WHAT IS BEING ASKED: Leave out the pictures and repeat every record exactly.

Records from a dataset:
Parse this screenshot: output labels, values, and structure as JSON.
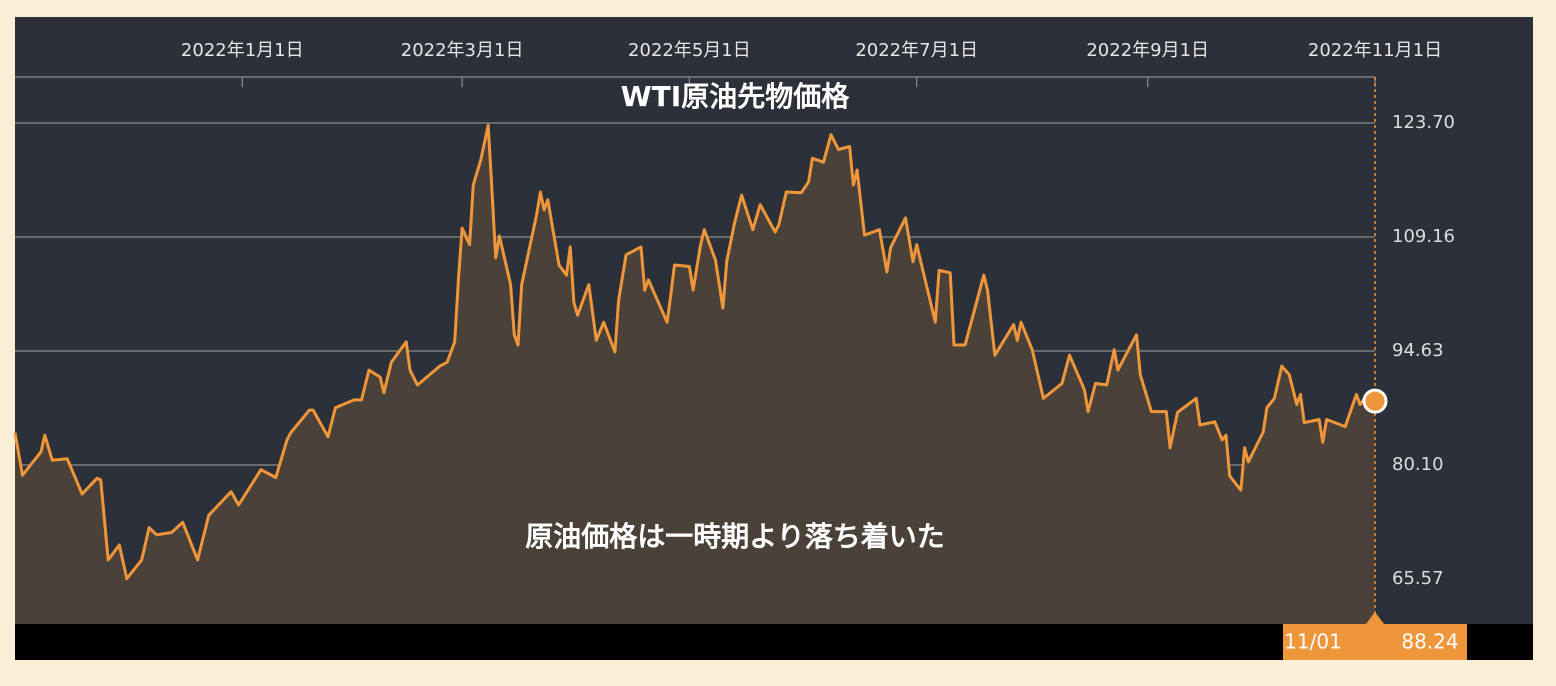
{
  "chart_data": {
    "type": "area",
    "title": "WTI原油先物価格",
    "annotation": "原油価格は一時期より落ち着いた",
    "last_point_label": "11/01",
    "color": "#f0963a",
    "fill": "#4a4139",
    "x": [
      "2021-11-01",
      "2021-11-03",
      "2021-11-08",
      "2021-11-09",
      "2021-11-11",
      "2021-11-15",
      "2021-11-19",
      "2021-11-23",
      "2021-11-24",
      "2021-11-26",
      "2021-11-29",
      "2021-12-01",
      "2021-12-05",
      "2021-12-07",
      "2021-12-09",
      "2021-12-13",
      "2021-12-16",
      "2021-12-20",
      "2021-12-23",
      "2021-12-29",
      "2021-12-31",
      "2022-01-06",
      "2022-01-10",
      "2022-01-13",
      "2022-01-14",
      "2022-01-19",
      "2022-01-20",
      "2022-01-24",
      "2022-01-26",
      "2022-01-31",
      "2022-02-02",
      "2022-02-04",
      "2022-02-07",
      "2022-02-08",
      "2022-02-10",
      "2022-02-14",
      "2022-02-15",
      "2022-02-17",
      "2022-02-23",
      "2022-02-25",
      "2022-02-27",
      "2022-02-28",
      "2022-03-01",
      "2022-03-03",
      "2022-03-04",
      "2022-03-06",
      "2022-03-08",
      "2022-03-09",
      "2022-03-10",
      "2022-03-11",
      "2022-03-14",
      "2022-03-15",
      "2022-03-16",
      "2022-03-17",
      "2022-03-21",
      "2022-03-22",
      "2022-03-23",
      "2022-03-24",
      "2022-03-27",
      "2022-03-29",
      "2022-03-30",
      "2022-03-31",
      "2022-04-01",
      "2022-04-04",
      "2022-04-06",
      "2022-04-08",
      "2022-04-11",
      "2022-04-12",
      "2022-04-14",
      "2022-04-18",
      "2022-04-19",
      "2022-04-20",
      "2022-04-25",
      "2022-04-26",
      "2022-04-27",
      "2022-05-01",
      "2022-05-02",
      "2022-05-04",
      "2022-05-05",
      "2022-05-08",
      "2022-05-10",
      "2022-05-11",
      "2022-05-13",
      "2022-05-15",
      "2022-05-18",
      "2022-05-20",
      "2022-05-24",
      "2022-05-25",
      "2022-05-27",
      "2022-05-31",
      "2022-06-02",
      "2022-06-03",
      "2022-06-06",
      "2022-06-08",
      "2022-06-10",
      "2022-06-13",
      "2022-06-14",
      "2022-06-15",
      "2022-06-17",
      "2022-06-21",
      "2022-06-23",
      "2022-06-24",
      "2022-06-28",
      "2022-06-30",
      "2022-07-01",
      "2022-07-06",
      "2022-07-07",
      "2022-07-10",
      "2022-07-11",
      "2022-07-14",
      "2022-07-19",
      "2022-07-20",
      "2022-07-22",
      "2022-07-27",
      "2022-07-28",
      "2022-07-29",
      "2022-08-01",
      "2022-08-04",
      "2022-08-09",
      "2022-08-11",
      "2022-08-15",
      "2022-08-16",
      "2022-08-18",
      "2022-08-21",
      "2022-08-23",
      "2022-08-24",
      "2022-08-29",
      "2022-08-30",
      "2022-09-02",
      "2022-09-06",
      "2022-09-07",
      "2022-09-09",
      "2022-09-14",
      "2022-09-15",
      "2022-09-19",
      "2022-09-21",
      "2022-09-22",
      "2022-09-23",
      "2022-09-26",
      "2022-09-27",
      "2022-09-28",
      "2022-10-02",
      "2022-10-03",
      "2022-10-05",
      "2022-10-07",
      "2022-10-09",
      "2022-10-11",
      "2022-10-12",
      "2022-10-13",
      "2022-10-17",
      "2022-10-18",
      "2022-10-19",
      "2022-10-24",
      "2022-10-27",
      "2022-10-28",
      "2022-10-30",
      "2022-11-01"
    ],
    "values": [
      84.2,
      78.8,
      81.8,
      83.9,
      80.7,
      80.9,
      76.4,
      78.4,
      78.2,
      68.0,
      69.9,
      65.6,
      68.0,
      72.1,
      71.2,
      71.5,
      72.8,
      68.0,
      73.7,
      76.7,
      75.0,
      79.5,
      78.5,
      83.3,
      84.2,
      87.1,
      87.1,
      83.7,
      87.4,
      88.4,
      88.4,
      92.2,
      91.3,
      89.3,
      93.2,
      95.8,
      92.2,
      90.3,
      92.7,
      93.2,
      95.8,
      103.7,
      110.3,
      108.2,
      115.8,
      119.0,
      123.4,
      115.2,
      106.5,
      109.3,
      103.1,
      96.7,
      95.4,
      103.1,
      112.0,
      114.9,
      112.6,
      113.9,
      105.6,
      104.3,
      107.9,
      100.8,
      99.2,
      103.1,
      96.0,
      98.3,
      94.5,
      101.1,
      106.9,
      107.9,
      102.4,
      103.7,
      98.3,
      101.8,
      105.6,
      105.4,
      102.4,
      108.2,
      110.1,
      106.2,
      100.1,
      106.0,
      110.7,
      114.5,
      110.1,
      113.3,
      109.8,
      110.7,
      114.9,
      114.8,
      116.2,
      119.2,
      118.7,
      122.2,
      120.3,
      120.7,
      115.8,
      117.7,
      109.4,
      110.1,
      104.7,
      107.8,
      111.6,
      106.0,
      108.2,
      98.3,
      104.9,
      104.6,
      95.4,
      95.4,
      104.3,
      102.4,
      94.1,
      98.0,
      96.0,
      98.3,
      94.8,
      88.6,
      90.5,
      94.1,
      89.7,
      86.9,
      90.5,
      90.3,
      94.8,
      92.2,
      96.7,
      91.6,
      86.9,
      86.9,
      82.3,
      86.8,
      88.6,
      85.2,
      85.6,
      83.3,
      83.9,
      78.7,
      76.9,
      82.3,
      80.5,
      84.3,
      87.4,
      88.6,
      92.7,
      91.6,
      87.8,
      89.1,
      85.5,
      85.9,
      83.0,
      85.9,
      85.0,
      89.1,
      87.8,
      89.1,
      88.24
    ],
    "xlim": [
      "2021-11-01",
      "2022-11-01"
    ],
    "xticks": [
      {
        "value": "2022-01-01",
        "label": "2022年1月1日"
      },
      {
        "value": "2022-03-01",
        "label": "2022年3月1日"
      },
      {
        "value": "2022-05-01",
        "label": "2022年5月1日"
      },
      {
        "value": "2022-07-01",
        "label": "2022年7月1日"
      },
      {
        "value": "2022-09-01",
        "label": "2022年9月1日"
      },
      {
        "value": "2022-11-01",
        "label": "2022年11月1日"
      }
    ],
    "ylim": [
      59.83,
      129.56
    ],
    "yticks": [
      {
        "value": 65.57,
        "label": "65.57"
      },
      {
        "value": 80.1,
        "label": "80.10"
      },
      {
        "value": 94.63,
        "label": "94.63"
      },
      {
        "value": 109.16,
        "label": "109.16"
      },
      {
        "value": 123.7,
        "label": "123.70"
      }
    ],
    "grid": true
  }
}
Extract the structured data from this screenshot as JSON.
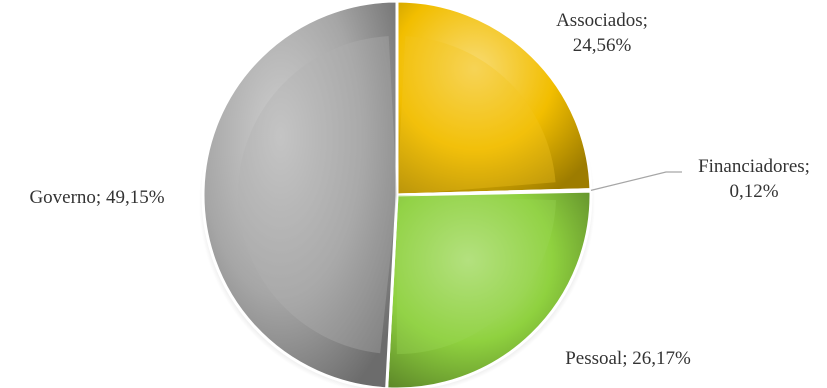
{
  "chart_data": {
    "type": "pie",
    "title": "",
    "slices": [
      {
        "name": "Associados",
        "value": 24.56,
        "label_lines": [
          "Associados;",
          "24,56%"
        ],
        "color": "#F2BE00"
      },
      {
        "name": "Financiadores",
        "value": 0.12,
        "label_lines": [
          "Financiadores;",
          "0,12%"
        ],
        "color": "#D9D9D9"
      },
      {
        "name": "Pessoal",
        "value": 26.17,
        "label_lines": [
          "Pessoal; 26,17%"
        ],
        "color": "#8FD13F"
      },
      {
        "name": "Governo",
        "value": 49.15,
        "label_lines": [
          "Governo; 49,15%"
        ],
        "color": "#A6A6A6"
      }
    ],
    "start": "top",
    "direction": "clockwise",
    "legend": "none",
    "style": "beveled 3d"
  }
}
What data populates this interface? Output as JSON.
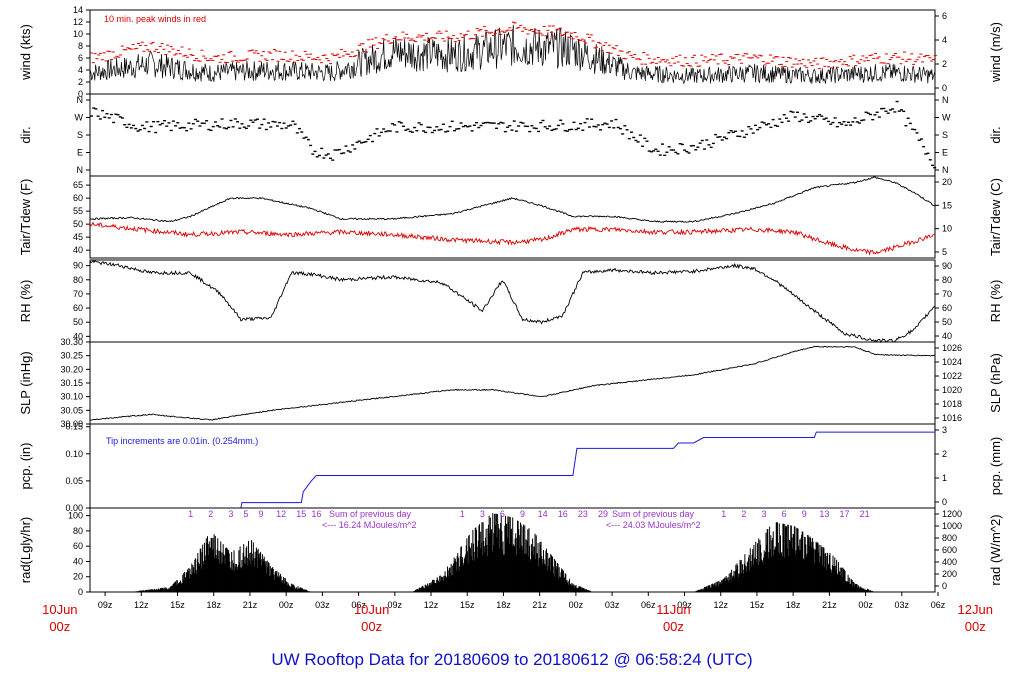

THE COMPLETED TASK:
Parse this screenshot: output labels, values, and structure as JSON.
{
  "chart_data": {
    "type": "area",
    "title": "WTI原油先物価格",
    "annotation": "原油価格は一時期より落ち着いた",
    "last_point_label": "11/01",
    "color": "#f0963a",
    "fill": "#4a4139",
    "x": [
      "2021-11-01",
      "2021-11-03",
      "2021-11-08",
      "2021-11-09",
      "2021-11-11",
      "2021-11-15",
      "2021-11-19",
      "2021-11-23",
      "2021-11-24",
      "2021-11-26",
      "2021-11-29",
      "2021-12-01",
      "2021-12-05",
      "2021-12-07",
      "2021-12-09",
      "2021-12-13",
      "2021-12-16",
      "2021-12-20",
      "2021-12-23",
      "2021-12-29",
      "2021-12-31",
      "2022-01-06",
      "2022-01-10",
      "2022-01-13",
      "2022-01-14",
      "2022-01-19",
      "2022-01-20",
      "2022-01-24",
      "2022-01-26",
      "2022-01-31",
      "2022-02-02",
      "2022-02-04",
      "2022-02-07",
      "2022-02-08",
      "2022-02-10",
      "2022-02-14",
      "2022-02-15",
      "2022-02-17",
      "2022-02-23",
      "2022-02-25",
      "2022-02-27",
      "2022-02-28",
      "2022-03-01",
      "2022-03-03",
      "2022-03-04",
      "2022-03-06",
      "2022-03-08",
      "2022-03-09",
      "2022-03-10",
      "2022-03-11",
      "2022-03-14",
      "2022-03-15",
      "2022-03-16",
      "2022-03-17",
      "2022-03-21",
      "2022-03-22",
      "2022-03-23",
      "2022-03-24",
      "2022-03-27",
      "2022-03-29",
      "2022-03-30",
      "2022-03-31",
      "2022-04-01",
      "2022-04-04",
      "2022-04-06",
      "2022-04-08",
      "2022-04-11",
      "2022-04-12",
      "2022-04-14",
      "2022-04-18",
      "2022-04-19",
      "2022-04-20",
      "2022-04-25",
      "2022-04-26",
      "2022-04-27",
      "2022-05-01",
      "2022-05-02",
      "2022-05-04",
      "2022-05-05",
      "2022-05-08",
      "2022-05-10",
      "2022-05-11",
      "2022-05-13",
      "2022-05-15",
      "2022-05-18",
      "2022-05-20",
      "2022-05-24",
      "2022-05-25",
      "2022-05-27",
      "2022-05-31",
      "2022-06-02",
      "2022-06-03",
      "2022-06-06",
      "2022-06-08",
      "2022-06-10",
      "2022-06-13",
      "2022-06-14",
      "2022-06-15",
      "2022-06-17",
      "2022-06-21",
      "2022-06-23",
      "2022-06-24",
      "2022-06-28",
      "2022-06-30",
      "2022-07-01",
      "2022-07-06",
      "2022-07-07",
      "2022-07-10",
      "2022-07-11",
      "2022-07-14",
      "2022-07-19",
      "2022-07-20",
      "2022-07-22",
      "2022-07-27",
      "2022-07-28",
      "2022-07-29",
      "2022-08-01",
      "2022-08-04",
      "2022-08-09",
      "2022-08-11",
      "2022-08-15",
      "2022-08-16",
      "2022-08-18",
      "2022-08-21",
      "2022-08-23",
      "2022-08-24",
      "2022-08-29",
      "2022-08-30",
      "2022-09-02",
      "2022-09-06",
      "2022-09-07",
      "2022-09-09",
      "2022-09-14",
      "2022-09-15",
      "2022-09-19",
      "2022-09-21",
      "2022-09-22",
      "2022-09-23",
      "2022-09-26",
      "2022-09-27",
      "2022-09-28",
      "2022-10-02",
      "2022-10-03",
      "2022-10-05",
      "2022-10-07",
      "2022-10-09",
      "2022-10-11",
      "2022-10-12",
      "2022-10-13",
      "2022-10-17",
      "2022-10-18",
      "2022-10-19",
      "2022-10-24",
      "2022-10-27",
      "2022-10-28",
      "2022-10-30",
      "2022-11-01"
    ],
    "values": [
      84.2,
      78.8,
      81.8,
      83.9,
      80.7,
      80.9,
      76.4,
      78.4,
      78.2,
      68.0,
      69.9,
      65.6,
      68.0,
      72.1,
      71.2,
      71.5,
      72.8,
      68.0,
      73.7,
      76.7,
      75.0,
      79.5,
      78.5,
      83.3,
      84.2,
      87.1,
      87.1,
      83.7,
      87.4,
      88.4,
      88.4,
      92.2,
      91.3,
      89.3,
      93.2,
      95.8,
      92.2,
      90.3,
      92.7,
      93.2,
      95.8,
      103.7,
      110.3,
      108.2,
      115.8,
      119.0,
      123.4,
      115.2,
      106.5,
      109.3,
      103.1,
      96.7,
      95.4,
      103.1,
      112.0,
      114.9,
      112.6,
      113.9,
      105.6,
      104.3,
      107.9,
      100.8,
      99.2,
      103.1,
      96.0,
      98.3,
      94.5,
      101.1,
      106.9,
      107.9,
      102.4,
      103.7,
      98.3,
      101.8,
      105.6,
      105.4,
      102.4,
      108.2,
      110.1,
      106.2,
      100.1,
      106.0,
      110.7,
      114.5,
      110.1,
      113.3,
      109.8,
      110.7,
      114.9,
      114.8,
      116.2,
      119.2,
      118.7,
      122.2,
      120.3,
      120.7,
      115.8,
      117.7,
      109.4,
      110.1,
      104.7,
      107.8,
      111.6,
      106.0,
      108.2,
      98.3,
      104.9,
      104.6,
      95.4,
      95.4,
      104.3,
      102.4,
      94.1,
      98.0,
      96.0,
      98.3,
      94.8,
      88.6,
      90.5,
      94.1,
      89.7,
      86.9,
      90.5,
      90.3,
      94.8,
      92.2,
      96.7,
      91.6,
      86.9,
      86.9,
      82.3,
      86.8,
      88.6,
      85.2,
      85.6,
      83.3,
      83.9,
      78.7,
      76.9,
      82.3,
      80.5,
      84.3,
      87.4,
      88.6,
      92.7,
      91.6,
      87.8,
      89.1,
      85.5,
      85.9,
      83.0,
      85.9,
      85.0,
      89.1,
      87.8,
      89.1,
      88.24
    ],
    "xlim": [
      "2021-11-01",
      "2022-11-01"
    ],
    "xticks": [
      {
        "value": "2022-01-01",
        "label": "2022年1月1日"
      },
      {
        "value": "2022-03-01",
        "label": "2022年3月1日"
      },
      {
        "value": "2022-05-01",
        "label": "2022年5月1日"
      },
      {
        "value": "2022-07-01",
        "label": "2022年7月1日"
      },
      {
        "value": "2022-09-01",
        "label": "2022年9月1日"
      },
      {
        "value": "2022-11-01",
        "label": "2022年11月1日"
      }
    ],
    "ylim": [
      59.83,
      129.56
    ],
    "yticks": [
      {
        "value": 65.57,
        "label": "65.57"
      },
      {
        "value": 80.1,
        "label": "80.10"
      },
      {
        "value": 94.63,
        "label": "94.63"
      },
      {
        "value": 109.16,
        "label": "109.16"
      },
      {
        "value": 123.7,
        "label": "123.70"
      }
    ],
    "grid": true
  }
}
Extract the structured data from this screenshot as JSON.
{
  "chart_data": {
    "type": "pie",
    "title": "",
    "slices": [
      {
        "name": "Associados",
        "value": 24.56,
        "label_lines": [
          "Associados;",
          "24,56%"
        ],
        "color": "#F2BE00"
      },
      {
        "name": "Financiadores",
        "value": 0.12,
        "label_lines": [
          "Financiadores;",
          "0,12%"
        ],
        "color": "#D9D9D9"
      },
      {
        "name": "Pessoal",
        "value": 26.17,
        "label_lines": [
          "Pessoal; 26,17%"
        ],
        "color": "#8FD13F"
      },
      {
        "name": "Governo",
        "value": 49.15,
        "label_lines": [
          "Governo; 49,15%"
        ],
        "color": "#A6A6A6"
      }
    ],
    "start": "top",
    "direction": "clockwise",
    "legend": "none",
    "style": "beveled 3d"
  }
}
What data populates this interface? Output as JSON.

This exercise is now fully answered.